___ MATERIAL
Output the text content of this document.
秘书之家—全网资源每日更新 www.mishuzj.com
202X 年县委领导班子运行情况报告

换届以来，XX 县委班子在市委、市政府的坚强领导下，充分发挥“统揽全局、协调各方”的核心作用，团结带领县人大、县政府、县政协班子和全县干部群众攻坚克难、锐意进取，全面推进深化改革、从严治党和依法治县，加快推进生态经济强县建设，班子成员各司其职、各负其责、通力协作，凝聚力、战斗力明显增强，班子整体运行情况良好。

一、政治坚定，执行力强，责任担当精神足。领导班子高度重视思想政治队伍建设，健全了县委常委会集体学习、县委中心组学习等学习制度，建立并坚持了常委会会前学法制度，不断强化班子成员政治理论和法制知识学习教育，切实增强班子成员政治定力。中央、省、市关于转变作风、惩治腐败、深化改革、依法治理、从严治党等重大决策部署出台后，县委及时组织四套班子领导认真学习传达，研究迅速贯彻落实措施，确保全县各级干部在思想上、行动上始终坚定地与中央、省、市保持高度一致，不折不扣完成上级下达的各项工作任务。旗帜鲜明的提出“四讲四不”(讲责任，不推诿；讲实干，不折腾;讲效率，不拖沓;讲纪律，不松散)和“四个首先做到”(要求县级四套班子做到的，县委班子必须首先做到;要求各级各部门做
______
__EXERCISE DIRECTIONS__: Repeat the material above in full, quoting it exactly.

__COMPLETE RESPONSE__:
Output the text content of this document.
秘书之家—全网资源每日更新 www.mishuzj.com
202X 年县委领导班子运行情况报告

换届以来，XX 县委班子在市委、市政府的坚强领导下，充分发挥“统揽全局、协调各方”的核心作用，团结带领县人大、县政府、县政协班子和全县干部群众攻坚克难、锐意进取，全面推进深化改革、从严治党和依法治县，加快推进生态经济强县建设，班子成员各司其职、各负其责、通力协作，凝聚力、战斗力明显增强，班子整体运行情况良好。

一、政治坚定，执行力强，责任担当精神足。领导班子高度重视思想政治队伍建设，健全了县委常委会集体学习、县委中心组学习等学习制度，建立并坚持了常委会会前学法制度，不断强化班子成员政治理论和法制知识学习教育，切实增强班子成员政治定力。中央、省、市关于转变作风、惩治腐败、深化改革、依法治理、从严治党等重大决策部署出台后，县委及时组织四套班子领导认真学习传达，研究迅速贯彻落实措施，确保全县各级干部在思想上、行动上始终坚定地与中央、省、市保持高度一致，不折不扣完成上级下达的各项工作任务。旗帜鲜明的提出“四讲四不”(讲责任，不推诿；讲实干，不折腾;讲效率，不拖沓;讲纪律，不松散)和“四个首先做到”(要求县级四套班子做到的，县委班子必须首先做到;要求各级各部门做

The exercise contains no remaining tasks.